Write out all the lines again, precisely as they stand, but without the images.
___ PROVIDED RECORDS
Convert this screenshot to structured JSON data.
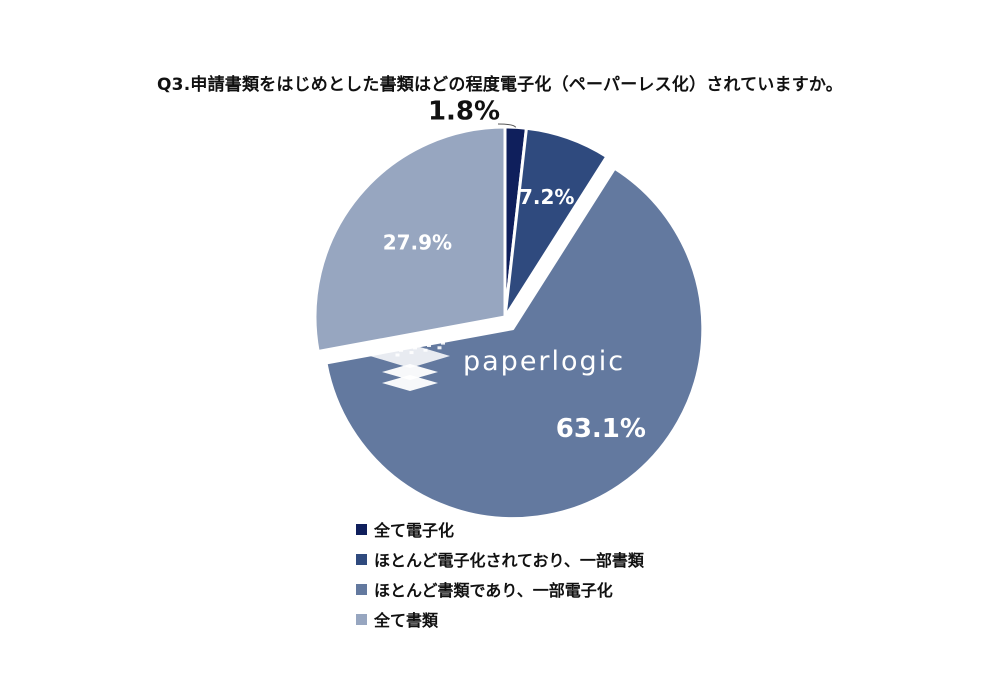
{
  "title": "Q3.申請書類をはじめとした書類はどの程度電子化（ペーパーレス化）されていますか。",
  "watermark": "paperlogic",
  "chart_data": {
    "type": "pie",
    "title": "Q3.申請書類をはじめとした書類はどの程度電子化（ペーパーレス化）されていますか。",
    "start_angle_deg": 0,
    "direction": "clockwise",
    "exploded": [
      "ほとんど書類であり、一部電子化"
    ],
    "legend_position": "bottom",
    "slices": [
      {
        "label": "全て電子化",
        "value": 1.8,
        "display": "1.8%",
        "color": "#0f1f5c"
      },
      {
        "label": "ほとんど電子化されており、一部書類",
        "value": 7.2,
        "display": "7.2%",
        "color": "#2f4a7e"
      },
      {
        "label": "ほとんど書類であり、一部電子化",
        "value": 63.1,
        "display": "63.1%",
        "color": "#63799f"
      },
      {
        "label": "全て書類",
        "value": 27.9,
        "display": "27.9%",
        "color": "#97a6c0"
      }
    ]
  }
}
______
*RESULT OF THE EXERCISE*:
Convert this screenshot to structured JSON data.
{
  "title": "Q3.申請書類をはじめとした書類はどの程度電子化（ペーパーレス化）されていますか。",
  "watermark": "paperlogic",
  "chart_data": {
    "type": "pie",
    "title": "Q3.申請書類をはじめとした書類はどの程度電子化（ペーパーレス化）されていますか。",
    "start_angle_deg": 0,
    "direction": "clockwise",
    "exploded": [
      "ほとんど書類であり、一部電子化"
    ],
    "legend_position": "bottom",
    "slices": [
      {
        "label": "全て電子化",
        "value": 1.8,
        "display": "1.8%",
        "color": "#0f1f5c"
      },
      {
        "label": "ほとんど電子化されており、一部書類",
        "value": 7.2,
        "display": "7.2%",
        "color": "#2f4a7e"
      },
      {
        "label": "ほとんど書類であり、一部電子化",
        "value": 63.1,
        "display": "63.1%",
        "color": "#63799f"
      },
      {
        "label": "全て書類",
        "value": 27.9,
        "display": "27.9%",
        "color": "#97a6c0"
      }
    ]
  }
}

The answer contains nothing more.